-- START --

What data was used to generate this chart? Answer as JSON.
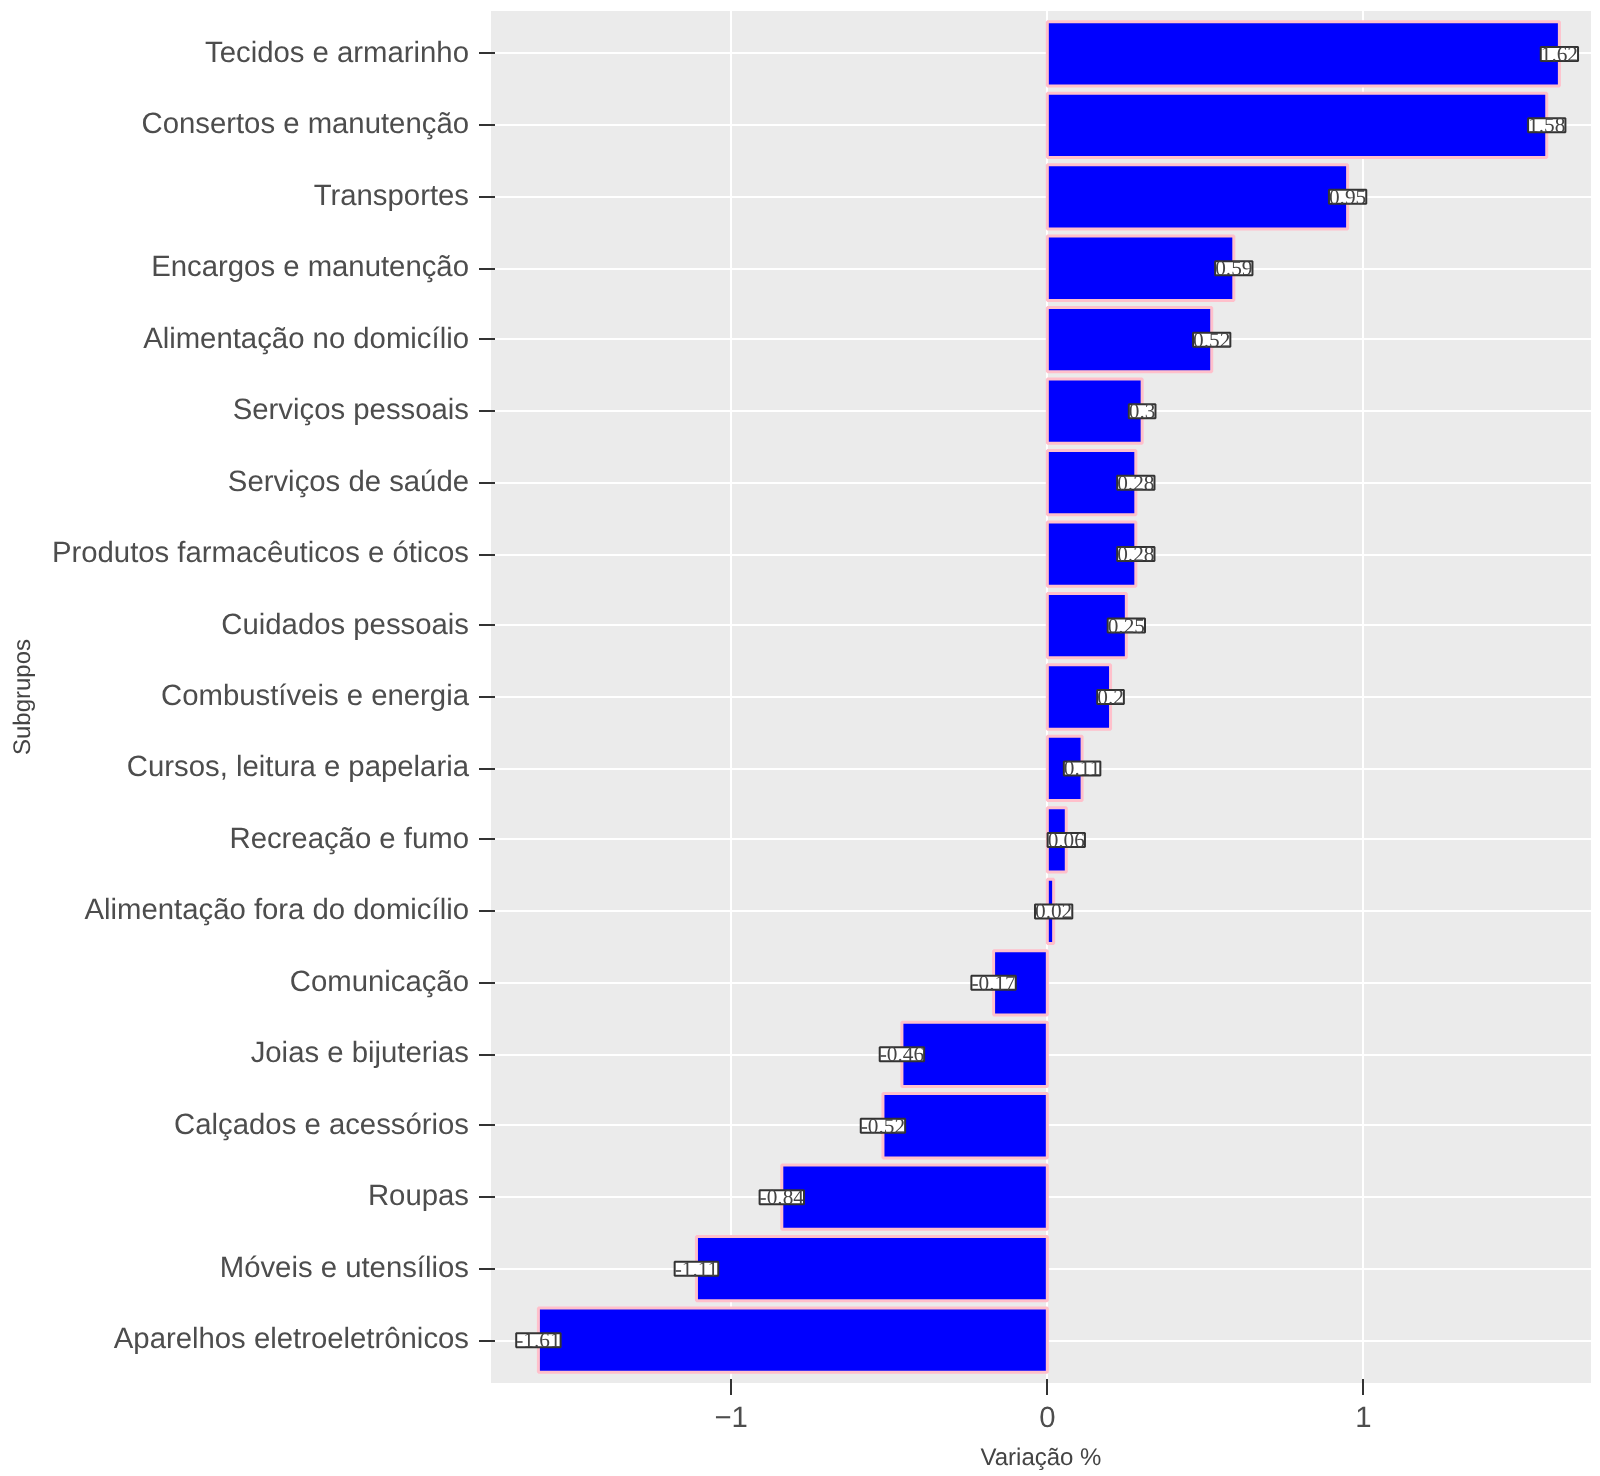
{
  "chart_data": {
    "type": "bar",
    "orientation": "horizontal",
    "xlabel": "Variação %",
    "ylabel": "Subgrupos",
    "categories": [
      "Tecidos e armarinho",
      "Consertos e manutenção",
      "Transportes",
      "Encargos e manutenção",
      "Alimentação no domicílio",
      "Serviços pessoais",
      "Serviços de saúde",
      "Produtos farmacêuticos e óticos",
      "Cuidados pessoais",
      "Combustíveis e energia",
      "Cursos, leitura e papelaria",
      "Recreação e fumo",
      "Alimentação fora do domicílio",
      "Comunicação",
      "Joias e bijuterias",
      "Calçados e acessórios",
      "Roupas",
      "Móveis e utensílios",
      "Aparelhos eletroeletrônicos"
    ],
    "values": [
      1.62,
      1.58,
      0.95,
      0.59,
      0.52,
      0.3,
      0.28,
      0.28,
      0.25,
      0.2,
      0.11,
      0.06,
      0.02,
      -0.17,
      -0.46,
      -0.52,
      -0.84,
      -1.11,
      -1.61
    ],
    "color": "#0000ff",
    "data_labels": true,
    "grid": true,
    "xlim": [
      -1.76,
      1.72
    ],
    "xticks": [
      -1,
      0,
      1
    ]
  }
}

-- END --

Your task: Only the number is wanted: how many lines in the data include the string "Serviços"?

Exercise answer: 2